**Do this**. Reproduce the complete listing without any deviation.

**Records supplied**.
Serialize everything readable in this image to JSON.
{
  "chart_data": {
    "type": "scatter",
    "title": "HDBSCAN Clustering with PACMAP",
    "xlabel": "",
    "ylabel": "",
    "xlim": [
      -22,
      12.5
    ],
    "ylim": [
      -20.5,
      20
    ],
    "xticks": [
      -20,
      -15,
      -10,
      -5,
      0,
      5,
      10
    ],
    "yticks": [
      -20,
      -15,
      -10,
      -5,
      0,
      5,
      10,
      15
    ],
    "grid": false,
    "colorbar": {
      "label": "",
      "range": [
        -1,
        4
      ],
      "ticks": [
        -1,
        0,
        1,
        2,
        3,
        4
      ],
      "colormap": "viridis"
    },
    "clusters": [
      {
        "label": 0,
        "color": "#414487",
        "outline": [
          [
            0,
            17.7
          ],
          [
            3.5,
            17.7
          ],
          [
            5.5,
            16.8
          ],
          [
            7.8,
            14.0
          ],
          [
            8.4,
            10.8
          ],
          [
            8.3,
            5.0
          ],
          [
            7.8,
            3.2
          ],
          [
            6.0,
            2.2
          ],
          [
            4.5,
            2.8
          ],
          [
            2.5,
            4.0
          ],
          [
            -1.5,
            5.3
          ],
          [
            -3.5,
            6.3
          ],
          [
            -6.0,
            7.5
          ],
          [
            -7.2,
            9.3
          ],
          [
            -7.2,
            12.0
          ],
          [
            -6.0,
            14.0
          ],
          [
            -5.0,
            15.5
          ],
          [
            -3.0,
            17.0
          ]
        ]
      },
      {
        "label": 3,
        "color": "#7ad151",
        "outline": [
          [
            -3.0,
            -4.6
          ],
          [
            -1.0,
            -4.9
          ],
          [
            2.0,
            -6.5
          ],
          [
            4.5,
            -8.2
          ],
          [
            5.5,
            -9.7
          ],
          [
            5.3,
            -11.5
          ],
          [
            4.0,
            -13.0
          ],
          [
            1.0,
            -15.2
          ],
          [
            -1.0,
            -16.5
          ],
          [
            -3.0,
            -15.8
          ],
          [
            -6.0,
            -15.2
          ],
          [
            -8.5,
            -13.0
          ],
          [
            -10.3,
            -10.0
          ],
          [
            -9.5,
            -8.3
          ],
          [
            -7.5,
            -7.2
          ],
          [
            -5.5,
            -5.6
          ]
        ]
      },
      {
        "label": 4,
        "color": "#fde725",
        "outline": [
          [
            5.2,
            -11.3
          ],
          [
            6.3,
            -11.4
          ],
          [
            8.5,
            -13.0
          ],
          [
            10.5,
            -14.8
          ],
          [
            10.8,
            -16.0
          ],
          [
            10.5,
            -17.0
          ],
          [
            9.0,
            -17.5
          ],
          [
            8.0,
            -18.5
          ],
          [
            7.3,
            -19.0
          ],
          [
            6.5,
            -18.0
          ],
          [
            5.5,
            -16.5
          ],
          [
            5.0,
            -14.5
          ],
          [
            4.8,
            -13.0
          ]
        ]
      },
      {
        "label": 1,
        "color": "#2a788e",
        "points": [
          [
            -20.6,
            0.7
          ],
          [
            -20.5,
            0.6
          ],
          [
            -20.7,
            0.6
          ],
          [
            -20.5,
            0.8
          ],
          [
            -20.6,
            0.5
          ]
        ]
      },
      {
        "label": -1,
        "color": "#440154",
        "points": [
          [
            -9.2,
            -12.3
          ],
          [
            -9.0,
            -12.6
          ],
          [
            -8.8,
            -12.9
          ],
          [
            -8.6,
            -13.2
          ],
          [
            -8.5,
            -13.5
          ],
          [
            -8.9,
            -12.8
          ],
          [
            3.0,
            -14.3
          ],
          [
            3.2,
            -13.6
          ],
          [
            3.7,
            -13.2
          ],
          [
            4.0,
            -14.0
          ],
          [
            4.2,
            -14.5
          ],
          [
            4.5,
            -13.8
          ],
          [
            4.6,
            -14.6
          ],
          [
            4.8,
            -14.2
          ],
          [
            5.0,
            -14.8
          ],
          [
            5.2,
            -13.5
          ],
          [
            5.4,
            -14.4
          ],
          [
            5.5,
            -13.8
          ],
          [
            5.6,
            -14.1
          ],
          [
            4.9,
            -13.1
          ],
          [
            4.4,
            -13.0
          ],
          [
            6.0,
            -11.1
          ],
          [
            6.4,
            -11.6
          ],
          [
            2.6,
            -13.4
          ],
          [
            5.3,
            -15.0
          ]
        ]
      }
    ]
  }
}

**Result of the task**.
Serialize everything readable in this image to JSON.
{
  "chart_data": {
    "type": "scatter",
    "title": "HDBSCAN Clustering with PACMAP",
    "xlabel": "",
    "ylabel": "",
    "xlim": [
      -22,
      12.5
    ],
    "ylim": [
      -20.5,
      20
    ],
    "xticks": [
      -20,
      -15,
      -10,
      -5,
      0,
      5,
      10
    ],
    "yticks": [
      -20,
      -15,
      -10,
      -5,
      0,
      5,
      10,
      15
    ],
    "grid": false,
    "colorbar": {
      "label": "",
      "range": [
        -1,
        4
      ],
      "ticks": [
        -1,
        0,
        1,
        2,
        3,
        4
      ],
      "colormap": "viridis"
    },
    "clusters": [
      {
        "label": 0,
        "color": "#414487",
        "outline": [
          [
            0,
            17.7
          ],
          [
            3.5,
            17.7
          ],
          [
            5.5,
            16.8
          ],
          [
            7.8,
            14.0
          ],
          [
            8.4,
            10.8
          ],
          [
            8.3,
            5.0
          ],
          [
            7.8,
            3.2
          ],
          [
            6.0,
            2.2
          ],
          [
            4.5,
            2.8
          ],
          [
            2.5,
            4.0
          ],
          [
            -1.5,
            5.3
          ],
          [
            -3.5,
            6.3
          ],
          [
            -6.0,
            7.5
          ],
          [
            -7.2,
            9.3
          ],
          [
            -7.2,
            12.0
          ],
          [
            -6.0,
            14.0
          ],
          [
            -5.0,
            15.5
          ],
          [
            -3.0,
            17.0
          ]
        ]
      },
      {
        "label": 3,
        "color": "#7ad151",
        "outline": [
          [
            -3.0,
            -4.6
          ],
          [
            -1.0,
            -4.9
          ],
          [
            2.0,
            -6.5
          ],
          [
            4.5,
            -8.2
          ],
          [
            5.5,
            -9.7
          ],
          [
            5.3,
            -11.5
          ],
          [
            4.0,
            -13.0
          ],
          [
            1.0,
            -15.2
          ],
          [
            -1.0,
            -16.5
          ],
          [
            -3.0,
            -15.8
          ],
          [
            -6.0,
            -15.2
          ],
          [
            -8.5,
            -13.0
          ],
          [
            -10.3,
            -10.0
          ],
          [
            -9.5,
            -8.3
          ],
          [
            -7.5,
            -7.2
          ],
          [
            -5.5,
            -5.6
          ]
        ]
      },
      {
        "label": 4,
        "color": "#fde725",
        "outline": [
          [
            5.2,
            -11.3
          ],
          [
            6.3,
            -11.4
          ],
          [
            8.5,
            -13.0
          ],
          [
            10.5,
            -14.8
          ],
          [
            10.8,
            -16.0
          ],
          [
            10.5,
            -17.0
          ],
          [
            9.0,
            -17.5
          ],
          [
            8.0,
            -18.5
          ],
          [
            7.3,
            -19.0
          ],
          [
            6.5,
            -18.0
          ],
          [
            5.5,
            -16.5
          ],
          [
            5.0,
            -14.5
          ],
          [
            4.8,
            -13.0
          ]
        ]
      },
      {
        "label": 1,
        "color": "#2a788e",
        "points": [
          [
            -20.6,
            0.7
          ],
          [
            -20.5,
            0.6
          ],
          [
            -20.7,
            0.6
          ],
          [
            -20.5,
            0.8
          ],
          [
            -20.6,
            0.5
          ]
        ]
      },
      {
        "label": -1,
        "color": "#440154",
        "points": [
          [
            -9.2,
            -12.3
          ],
          [
            -9.0,
            -12.6
          ],
          [
            -8.8,
            -12.9
          ],
          [
            -8.6,
            -13.2
          ],
          [
            -8.5,
            -13.5
          ],
          [
            -8.9,
            -12.8
          ],
          [
            3.0,
            -14.3
          ],
          [
            3.2,
            -13.6
          ],
          [
            3.7,
            -13.2
          ],
          [
            4.0,
            -14.0
          ],
          [
            4.2,
            -14.5
          ],
          [
            4.5,
            -13.8
          ],
          [
            4.6,
            -14.6
          ],
          [
            4.8,
            -14.2
          ],
          [
            5.0,
            -14.8
          ],
          [
            5.2,
            -13.5
          ],
          [
            5.4,
            -14.4
          ],
          [
            5.5,
            -13.8
          ],
          [
            5.6,
            -14.1
          ],
          [
            4.9,
            -13.1
          ],
          [
            4.4,
            -13.0
          ],
          [
            6.0,
            -11.1
          ],
          [
            6.4,
            -11.6
          ],
          [
            2.6,
            -13.4
          ],
          [
            5.3,
            -15.0
          ]
        ]
      }
    ]
  }
}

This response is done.